■ Set task ■
Set down the material below word for word, excluding the pictures.

■ Supplied information ■
-- -- --

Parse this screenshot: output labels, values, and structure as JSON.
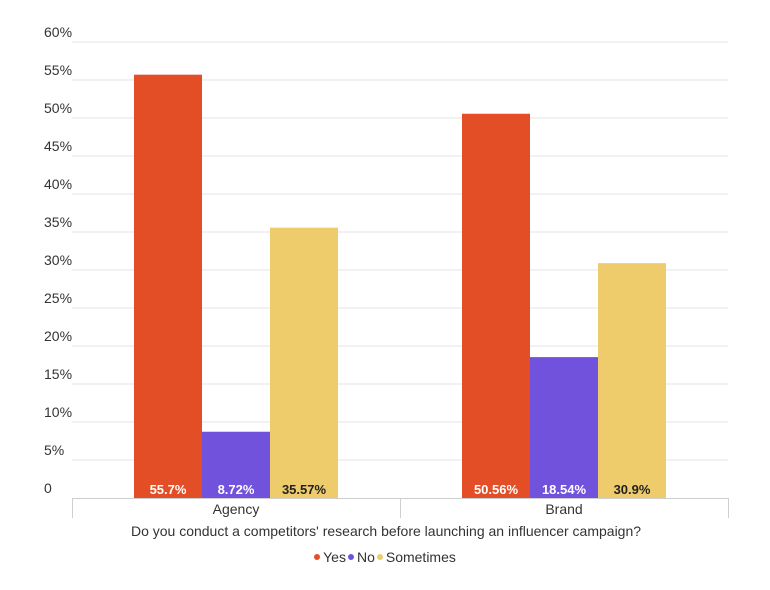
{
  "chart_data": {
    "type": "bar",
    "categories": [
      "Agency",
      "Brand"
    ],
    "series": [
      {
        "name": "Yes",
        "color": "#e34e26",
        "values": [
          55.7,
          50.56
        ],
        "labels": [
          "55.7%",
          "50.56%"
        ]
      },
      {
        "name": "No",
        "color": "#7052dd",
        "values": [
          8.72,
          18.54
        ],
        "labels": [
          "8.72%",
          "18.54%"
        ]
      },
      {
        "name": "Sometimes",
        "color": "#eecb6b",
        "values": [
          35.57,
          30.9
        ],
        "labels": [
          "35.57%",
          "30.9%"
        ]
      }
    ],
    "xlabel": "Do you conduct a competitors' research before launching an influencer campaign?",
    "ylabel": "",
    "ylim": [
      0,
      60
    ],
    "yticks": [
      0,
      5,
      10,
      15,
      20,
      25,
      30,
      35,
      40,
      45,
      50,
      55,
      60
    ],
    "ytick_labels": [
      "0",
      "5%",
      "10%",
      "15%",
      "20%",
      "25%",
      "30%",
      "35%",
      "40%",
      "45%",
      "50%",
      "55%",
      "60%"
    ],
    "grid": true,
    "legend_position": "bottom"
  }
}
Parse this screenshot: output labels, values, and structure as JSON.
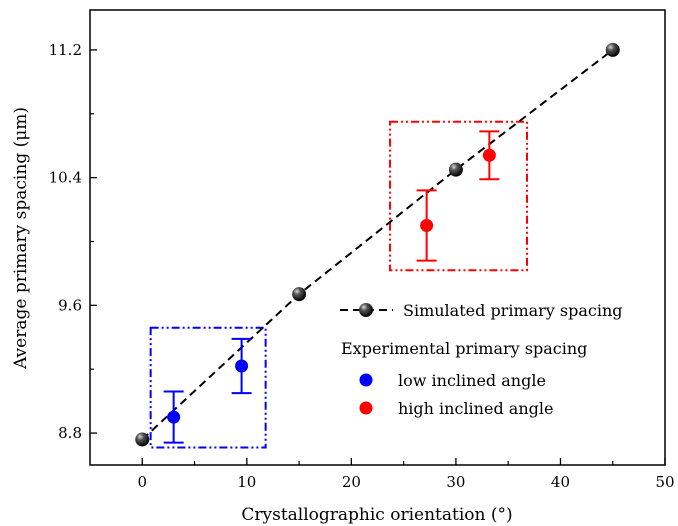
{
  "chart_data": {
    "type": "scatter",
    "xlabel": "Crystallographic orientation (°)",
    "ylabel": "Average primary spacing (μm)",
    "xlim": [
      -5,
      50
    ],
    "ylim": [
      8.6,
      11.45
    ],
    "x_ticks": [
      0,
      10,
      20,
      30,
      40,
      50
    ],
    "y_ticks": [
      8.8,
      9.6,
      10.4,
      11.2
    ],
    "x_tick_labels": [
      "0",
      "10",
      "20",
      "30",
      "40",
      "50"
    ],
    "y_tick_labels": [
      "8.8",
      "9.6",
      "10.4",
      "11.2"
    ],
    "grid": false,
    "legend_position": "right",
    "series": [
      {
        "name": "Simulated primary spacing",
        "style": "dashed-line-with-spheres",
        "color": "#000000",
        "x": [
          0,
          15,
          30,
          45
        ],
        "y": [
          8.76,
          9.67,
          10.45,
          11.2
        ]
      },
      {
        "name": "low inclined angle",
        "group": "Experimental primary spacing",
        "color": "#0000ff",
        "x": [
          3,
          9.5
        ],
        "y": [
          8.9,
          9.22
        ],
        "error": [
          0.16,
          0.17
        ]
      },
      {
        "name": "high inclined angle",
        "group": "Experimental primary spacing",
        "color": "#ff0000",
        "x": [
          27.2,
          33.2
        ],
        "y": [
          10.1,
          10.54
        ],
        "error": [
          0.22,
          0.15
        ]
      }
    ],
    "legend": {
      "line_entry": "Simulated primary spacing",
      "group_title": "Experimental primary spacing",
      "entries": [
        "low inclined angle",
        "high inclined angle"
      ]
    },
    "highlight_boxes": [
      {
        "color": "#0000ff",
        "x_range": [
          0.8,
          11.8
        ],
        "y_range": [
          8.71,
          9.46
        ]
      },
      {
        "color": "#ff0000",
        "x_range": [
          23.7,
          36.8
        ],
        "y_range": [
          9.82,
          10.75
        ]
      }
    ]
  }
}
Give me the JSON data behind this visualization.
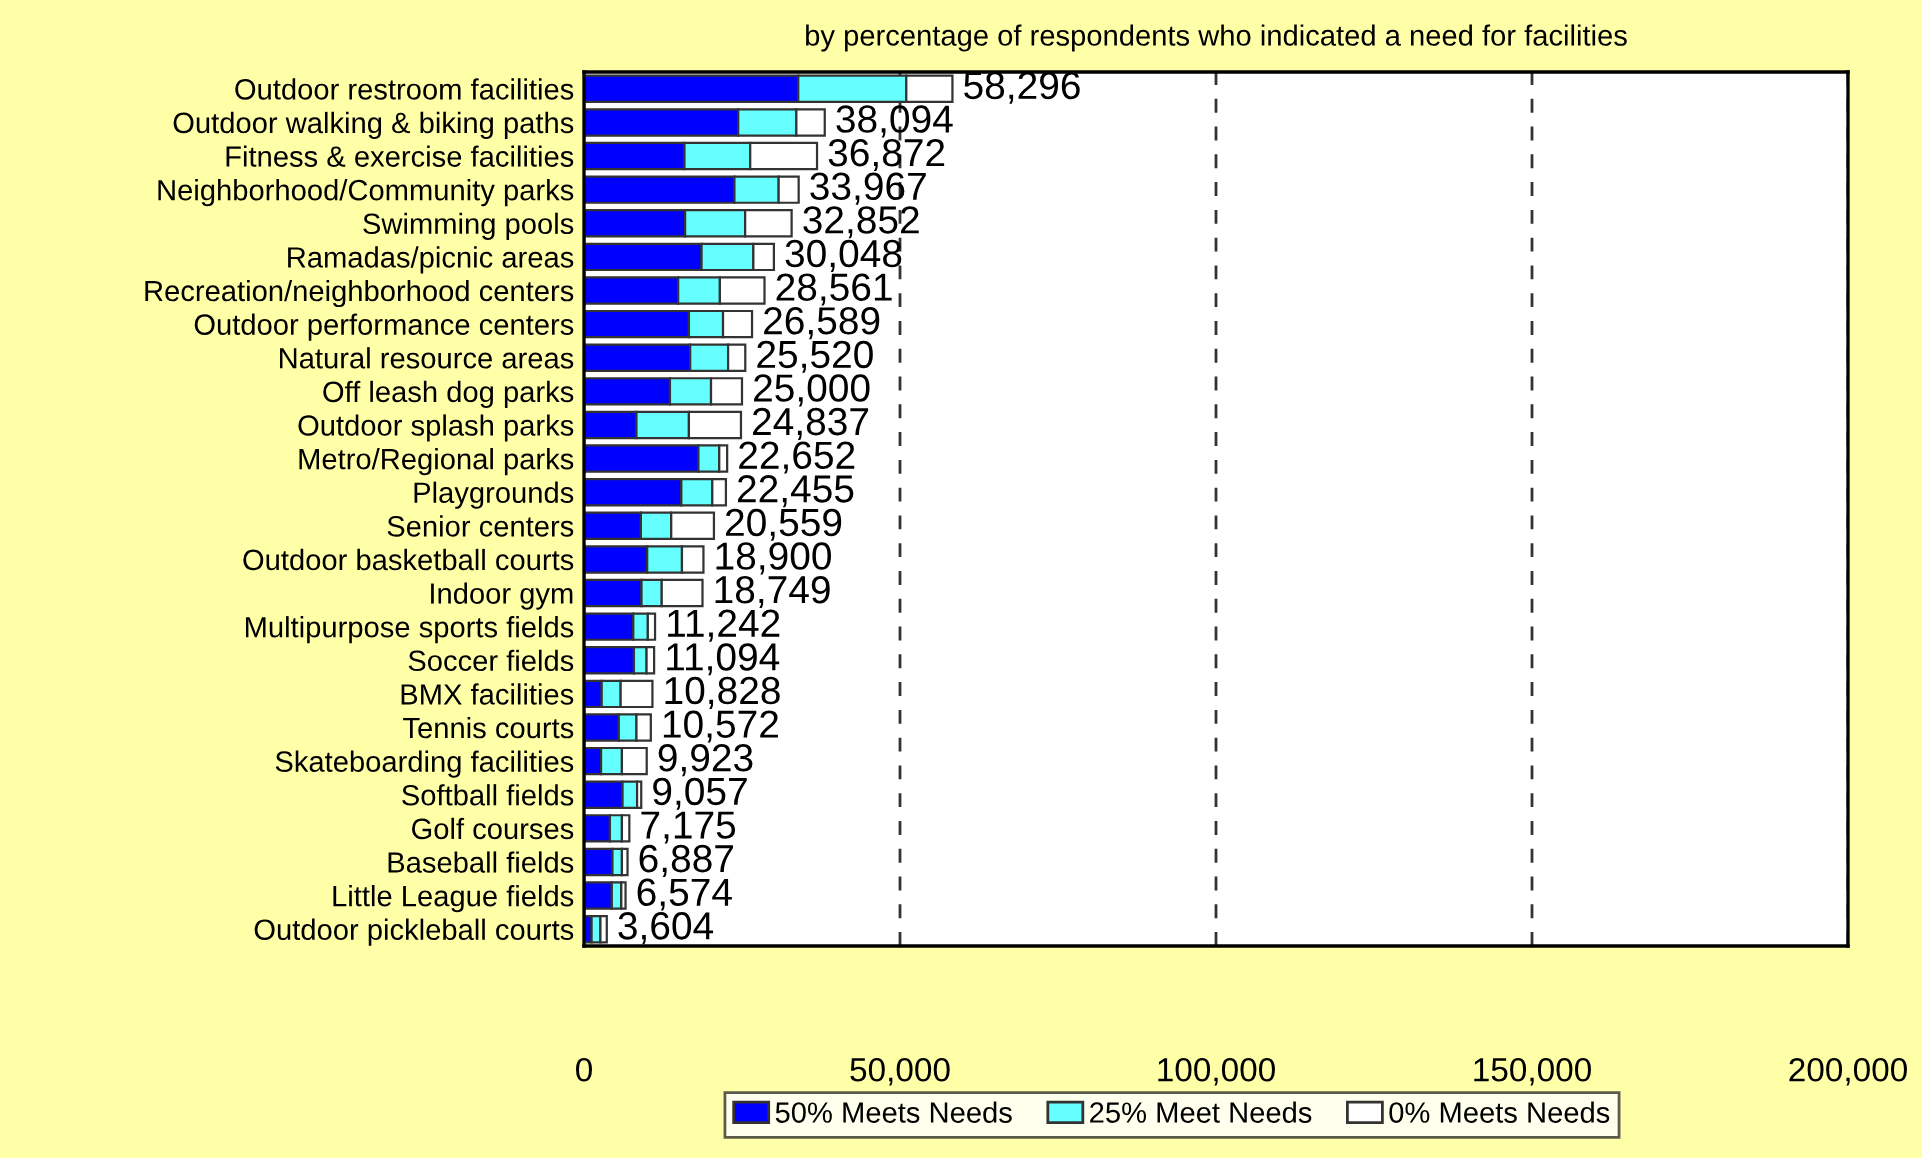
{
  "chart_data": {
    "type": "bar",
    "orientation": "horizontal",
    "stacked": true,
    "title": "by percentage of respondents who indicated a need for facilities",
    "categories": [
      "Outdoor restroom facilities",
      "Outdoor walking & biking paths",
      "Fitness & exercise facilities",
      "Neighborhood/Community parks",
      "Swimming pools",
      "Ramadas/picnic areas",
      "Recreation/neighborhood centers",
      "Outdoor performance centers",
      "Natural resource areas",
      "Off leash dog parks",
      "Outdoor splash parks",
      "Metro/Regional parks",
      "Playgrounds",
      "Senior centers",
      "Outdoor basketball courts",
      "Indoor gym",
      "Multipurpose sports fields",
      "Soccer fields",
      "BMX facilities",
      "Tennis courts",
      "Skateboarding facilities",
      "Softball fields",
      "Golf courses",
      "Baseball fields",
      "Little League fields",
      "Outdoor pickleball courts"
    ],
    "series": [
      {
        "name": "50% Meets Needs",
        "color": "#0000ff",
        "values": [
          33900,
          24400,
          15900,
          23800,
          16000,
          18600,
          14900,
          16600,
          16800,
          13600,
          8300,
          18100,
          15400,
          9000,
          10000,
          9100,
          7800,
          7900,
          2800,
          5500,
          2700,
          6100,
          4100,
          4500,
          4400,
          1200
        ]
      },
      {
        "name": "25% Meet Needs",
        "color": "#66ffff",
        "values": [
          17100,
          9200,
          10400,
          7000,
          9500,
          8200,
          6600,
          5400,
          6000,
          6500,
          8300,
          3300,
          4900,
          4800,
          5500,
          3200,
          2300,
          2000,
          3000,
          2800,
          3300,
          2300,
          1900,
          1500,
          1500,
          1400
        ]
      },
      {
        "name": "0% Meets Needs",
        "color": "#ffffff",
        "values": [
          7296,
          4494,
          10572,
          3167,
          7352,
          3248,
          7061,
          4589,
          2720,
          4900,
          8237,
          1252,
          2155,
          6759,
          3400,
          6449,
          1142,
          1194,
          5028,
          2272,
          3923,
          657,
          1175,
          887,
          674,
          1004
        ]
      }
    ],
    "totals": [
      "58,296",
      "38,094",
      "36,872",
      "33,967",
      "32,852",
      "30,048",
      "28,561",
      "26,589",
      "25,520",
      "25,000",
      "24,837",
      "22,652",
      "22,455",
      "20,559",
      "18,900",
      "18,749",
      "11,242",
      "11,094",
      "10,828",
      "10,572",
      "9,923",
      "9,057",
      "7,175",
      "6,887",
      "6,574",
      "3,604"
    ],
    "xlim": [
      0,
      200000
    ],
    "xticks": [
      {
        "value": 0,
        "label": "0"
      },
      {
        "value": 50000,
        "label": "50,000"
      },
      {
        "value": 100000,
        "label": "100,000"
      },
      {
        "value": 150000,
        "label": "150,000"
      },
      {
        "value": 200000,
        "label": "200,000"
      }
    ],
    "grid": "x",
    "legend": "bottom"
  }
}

-- -- --

■ Response ■
Parse this screenshot: output labels, values, and structure as JSON.
{
  "chart_data": {
    "type": "bar",
    "categories": [
      "Agency",
      "Brand"
    ],
    "series": [
      {
        "name": "Yes",
        "color": "#e34e26",
        "values": [
          55.7,
          50.56
        ],
        "labels": [
          "55.7%",
          "50.56%"
        ]
      },
      {
        "name": "No",
        "color": "#7052dd",
        "values": [
          8.72,
          18.54
        ],
        "labels": [
          "8.72%",
          "18.54%"
        ]
      },
      {
        "name": "Sometimes",
        "color": "#eecb6b",
        "values": [
          35.57,
          30.9
        ],
        "labels": [
          "35.57%",
          "30.9%"
        ]
      }
    ],
    "xlabel": "Do you conduct a competitors' research before launching an influencer campaign?",
    "ylabel": "",
    "ylim": [
      0,
      60
    ],
    "yticks": [
      0,
      5,
      10,
      15,
      20,
      25,
      30,
      35,
      40,
      45,
      50,
      55,
      60
    ],
    "ytick_labels": [
      "0",
      "5%",
      "10%",
      "15%",
      "20%",
      "25%",
      "30%",
      "35%",
      "40%",
      "45%",
      "50%",
      "55%",
      "60%"
    ],
    "grid": true,
    "legend_position": "bottom"
  }
}
Parse this screenshot: output labels, values, and structure as JSON.
{
  "chart_data": {
    "type": "scatter",
    "xlabel": "Crystallographic orientation (°)",
    "ylabel": "Average primary spacing (μm)",
    "xlim": [
      -5,
      50
    ],
    "ylim": [
      8.6,
      11.45
    ],
    "x_ticks": [
      0,
      10,
      20,
      30,
      40,
      50
    ],
    "y_ticks": [
      8.8,
      9.6,
      10.4,
      11.2
    ],
    "x_tick_labels": [
      "0",
      "10",
      "20",
      "30",
      "40",
      "50"
    ],
    "y_tick_labels": [
      "8.8",
      "9.6",
      "10.4",
      "11.2"
    ],
    "grid": false,
    "legend_position": "right",
    "series": [
      {
        "name": "Simulated primary spacing",
        "style": "dashed-line-with-spheres",
        "color": "#000000",
        "x": [
          0,
          15,
          30,
          45
        ],
        "y": [
          8.76,
          9.67,
          10.45,
          11.2
        ]
      },
      {
        "name": "low inclined angle",
        "group": "Experimental primary spacing",
        "color": "#0000ff",
        "x": [
          3,
          9.5
        ],
        "y": [
          8.9,
          9.22
        ],
        "error": [
          0.16,
          0.17
        ]
      },
      {
        "name": "high inclined angle",
        "group": "Experimental primary spacing",
        "color": "#ff0000",
        "x": [
          27.2,
          33.2
        ],
        "y": [
          10.1,
          10.54
        ],
        "error": [
          0.22,
          0.15
        ]
      }
    ],
    "legend": {
      "line_entry": "Simulated primary spacing",
      "group_title": "Experimental primary spacing",
      "entries": [
        "low inclined angle",
        "high inclined angle"
      ]
    },
    "highlight_boxes": [
      {
        "color": "#0000ff",
        "x_range": [
          0.8,
          11.8
        ],
        "y_range": [
          8.71,
          9.46
        ]
      },
      {
        "color": "#ff0000",
        "x_range": [
          23.7,
          36.8
        ],
        "y_range": [
          9.82,
          10.75
        ]
      }
    ]
  }
}
Give me the JSON data behind this visualization.
{
  "chart_data": {
    "type": "bar",
    "orientation": "horizontal",
    "stacked": true,
    "title": "by percentage of respondents who indicated a need for facilities",
    "categories": [
      "Outdoor restroom facilities",
      "Outdoor walking & biking paths",
      "Fitness & exercise facilities",
      "Neighborhood/Community parks",
      "Swimming pools",
      "Ramadas/picnic areas",
      "Recreation/neighborhood centers",
      "Outdoor performance centers",
      "Natural resource areas",
      "Off leash dog parks",
      "Outdoor splash parks",
      "Metro/Regional parks",
      "Playgrounds",
      "Senior centers",
      "Outdoor basketball courts",
      "Indoor gym",
      "Multipurpose sports fields",
      "Soccer fields",
      "BMX facilities",
      "Tennis courts",
      "Skateboarding facilities",
      "Softball fields",
      "Golf courses",
      "Baseball fields",
      "Little League fields",
      "Outdoor pickleball courts"
    ],
    "series": [
      {
        "name": "50% Meets Needs",
        "color": "#0000ff",
        "values": [
          33900,
          24400,
          15900,
          23800,
          16000,
          18600,
          14900,
          16600,
          16800,
          13600,
          8300,
          18100,
          15400,
          9000,
          10000,
          9100,
          7800,
          7900,
          2800,
          5500,
          2700,
          6100,
          4100,
          4500,
          4400,
          1200
        ]
      },
      {
        "name": "25% Meet Needs",
        "color": "#66ffff",
        "values": [
          17100,
          9200,
          10400,
          7000,
          9500,
          8200,
          6600,
          5400,
          6000,
          6500,
          8300,
          3300,
          4900,
          4800,
          5500,
          3200,
          2300,
          2000,
          3000,
          2800,
          3300,
          2300,
          1900,
          1500,
          1500,
          1400
        ]
      },
      {
        "name": "0% Meets Needs",
        "color": "#ffffff",
        "values": [
          7296,
          4494,
          10572,
          3167,
          7352,
          3248,
          7061,
          4589,
          2720,
          4900,
          8237,
          1252,
          2155,
          6759,
          3400,
          6449,
          1142,
          1194,
          5028,
          2272,
          3923,
          657,
          1175,
          887,
          674,
          1004
        ]
      }
    ],
    "totals": [
      "58,296",
      "38,094",
      "36,872",
      "33,967",
      "32,852",
      "30,048",
      "28,561",
      "26,589",
      "25,520",
      "25,000",
      "24,837",
      "22,652",
      "22,455",
      "20,559",
      "18,900",
      "18,749",
      "11,242",
      "11,094",
      "10,828",
      "10,572",
      "9,923",
      "9,057",
      "7,175",
      "6,887",
      "6,574",
      "3,604"
    ],
    "xlim": [
      0,
      200000
    ],
    "xticks": [
      {
        "value": 0,
        "label": "0"
      },
      {
        "value": 50000,
        "label": "50,000"
      },
      {
        "value": 100000,
        "label": "100,000"
      },
      {
        "value": 150000,
        "label": "150,000"
      },
      {
        "value": 200000,
        "label": "200,000"
      }
    ],
    "grid": "x",
    "legend": "bottom"
  }
}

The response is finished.